>> Start INPUT RECORDS

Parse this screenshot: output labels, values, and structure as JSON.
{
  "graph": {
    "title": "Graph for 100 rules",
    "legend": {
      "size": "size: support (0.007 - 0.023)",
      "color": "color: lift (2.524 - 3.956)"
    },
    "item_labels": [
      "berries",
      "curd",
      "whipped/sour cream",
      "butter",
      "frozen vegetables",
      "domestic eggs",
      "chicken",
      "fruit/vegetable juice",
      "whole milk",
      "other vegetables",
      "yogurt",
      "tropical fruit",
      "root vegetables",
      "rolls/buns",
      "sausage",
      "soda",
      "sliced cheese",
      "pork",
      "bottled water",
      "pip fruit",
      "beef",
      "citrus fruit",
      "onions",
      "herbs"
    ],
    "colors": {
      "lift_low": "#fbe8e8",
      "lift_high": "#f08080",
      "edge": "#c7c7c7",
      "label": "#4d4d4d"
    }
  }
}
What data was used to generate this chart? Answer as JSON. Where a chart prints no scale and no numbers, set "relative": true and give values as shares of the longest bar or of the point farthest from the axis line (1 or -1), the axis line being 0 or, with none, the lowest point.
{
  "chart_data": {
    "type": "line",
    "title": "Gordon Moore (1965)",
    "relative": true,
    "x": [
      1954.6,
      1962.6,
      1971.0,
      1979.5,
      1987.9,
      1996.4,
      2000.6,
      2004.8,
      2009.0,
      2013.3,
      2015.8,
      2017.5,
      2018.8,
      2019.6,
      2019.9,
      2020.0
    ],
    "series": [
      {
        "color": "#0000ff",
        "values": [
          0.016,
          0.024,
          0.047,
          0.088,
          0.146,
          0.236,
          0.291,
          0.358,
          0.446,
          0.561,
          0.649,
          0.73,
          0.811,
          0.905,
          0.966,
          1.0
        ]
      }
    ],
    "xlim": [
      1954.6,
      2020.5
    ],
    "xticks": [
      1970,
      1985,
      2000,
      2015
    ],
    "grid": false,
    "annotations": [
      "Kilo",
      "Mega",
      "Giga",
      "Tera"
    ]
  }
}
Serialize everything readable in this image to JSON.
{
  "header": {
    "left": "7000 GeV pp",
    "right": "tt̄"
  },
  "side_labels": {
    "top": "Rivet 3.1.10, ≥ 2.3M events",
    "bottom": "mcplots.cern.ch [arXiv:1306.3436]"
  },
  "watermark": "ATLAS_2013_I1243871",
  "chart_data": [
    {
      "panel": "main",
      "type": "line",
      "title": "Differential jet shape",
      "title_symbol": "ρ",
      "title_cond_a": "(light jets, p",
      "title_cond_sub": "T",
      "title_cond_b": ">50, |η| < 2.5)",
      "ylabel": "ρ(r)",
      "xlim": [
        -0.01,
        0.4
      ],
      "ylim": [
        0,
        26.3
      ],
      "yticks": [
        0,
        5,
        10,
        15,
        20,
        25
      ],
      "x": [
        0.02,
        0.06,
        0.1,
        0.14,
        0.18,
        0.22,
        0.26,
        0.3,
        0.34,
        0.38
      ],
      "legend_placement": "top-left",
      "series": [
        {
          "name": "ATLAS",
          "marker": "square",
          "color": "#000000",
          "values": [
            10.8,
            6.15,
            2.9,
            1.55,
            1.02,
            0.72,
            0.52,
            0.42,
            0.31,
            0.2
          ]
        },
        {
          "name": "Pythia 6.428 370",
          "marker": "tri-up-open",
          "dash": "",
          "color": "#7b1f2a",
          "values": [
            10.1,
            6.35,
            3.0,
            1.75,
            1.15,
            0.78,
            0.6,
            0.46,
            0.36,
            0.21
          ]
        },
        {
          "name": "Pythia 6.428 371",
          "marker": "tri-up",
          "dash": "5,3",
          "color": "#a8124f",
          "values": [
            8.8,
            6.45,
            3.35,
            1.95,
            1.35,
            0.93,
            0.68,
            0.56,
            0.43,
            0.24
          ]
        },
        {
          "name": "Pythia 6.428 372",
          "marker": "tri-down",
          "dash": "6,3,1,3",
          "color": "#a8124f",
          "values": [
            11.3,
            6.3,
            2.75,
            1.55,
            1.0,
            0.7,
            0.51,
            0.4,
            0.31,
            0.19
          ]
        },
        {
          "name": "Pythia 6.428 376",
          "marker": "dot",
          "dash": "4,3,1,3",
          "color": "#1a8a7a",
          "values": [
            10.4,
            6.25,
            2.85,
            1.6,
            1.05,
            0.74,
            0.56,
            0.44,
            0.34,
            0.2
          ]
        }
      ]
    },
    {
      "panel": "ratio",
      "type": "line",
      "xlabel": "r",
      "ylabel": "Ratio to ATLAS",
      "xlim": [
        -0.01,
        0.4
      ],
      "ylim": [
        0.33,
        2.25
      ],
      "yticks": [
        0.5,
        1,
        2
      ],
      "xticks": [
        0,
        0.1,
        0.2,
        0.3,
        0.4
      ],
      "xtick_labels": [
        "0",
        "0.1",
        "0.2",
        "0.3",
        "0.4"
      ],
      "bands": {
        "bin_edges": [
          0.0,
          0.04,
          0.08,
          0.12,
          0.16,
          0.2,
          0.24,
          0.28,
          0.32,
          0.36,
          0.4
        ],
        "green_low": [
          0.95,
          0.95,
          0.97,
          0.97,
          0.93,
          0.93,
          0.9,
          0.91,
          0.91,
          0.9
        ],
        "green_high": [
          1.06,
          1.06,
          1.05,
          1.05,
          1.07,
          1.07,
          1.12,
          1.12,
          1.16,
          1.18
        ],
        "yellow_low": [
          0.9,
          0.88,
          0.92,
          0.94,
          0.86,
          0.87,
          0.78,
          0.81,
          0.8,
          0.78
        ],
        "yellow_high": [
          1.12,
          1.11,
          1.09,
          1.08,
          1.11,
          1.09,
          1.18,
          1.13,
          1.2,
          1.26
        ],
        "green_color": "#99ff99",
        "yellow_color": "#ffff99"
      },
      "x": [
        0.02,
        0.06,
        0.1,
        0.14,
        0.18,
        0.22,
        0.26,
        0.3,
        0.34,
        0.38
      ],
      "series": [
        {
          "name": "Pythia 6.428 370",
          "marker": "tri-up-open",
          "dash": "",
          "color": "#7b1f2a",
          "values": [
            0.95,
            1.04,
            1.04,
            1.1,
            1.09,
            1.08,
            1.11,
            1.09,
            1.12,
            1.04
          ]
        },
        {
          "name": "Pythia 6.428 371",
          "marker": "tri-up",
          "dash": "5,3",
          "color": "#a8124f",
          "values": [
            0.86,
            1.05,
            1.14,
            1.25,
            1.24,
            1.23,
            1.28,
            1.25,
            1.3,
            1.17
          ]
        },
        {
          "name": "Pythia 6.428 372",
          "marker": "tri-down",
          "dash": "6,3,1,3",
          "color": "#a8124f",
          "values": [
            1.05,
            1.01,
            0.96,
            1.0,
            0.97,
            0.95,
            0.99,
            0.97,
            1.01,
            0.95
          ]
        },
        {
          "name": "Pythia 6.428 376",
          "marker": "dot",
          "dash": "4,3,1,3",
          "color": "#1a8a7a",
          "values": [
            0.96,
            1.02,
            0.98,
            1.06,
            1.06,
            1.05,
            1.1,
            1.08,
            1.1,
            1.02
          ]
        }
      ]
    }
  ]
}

>> End INPUT RECORDS

- **INSTRUCTIONS TO FOLLOW**
State, as a bare number, how many lines of the listing hold the word "left".

- **EXERCISE RESPONSE**
2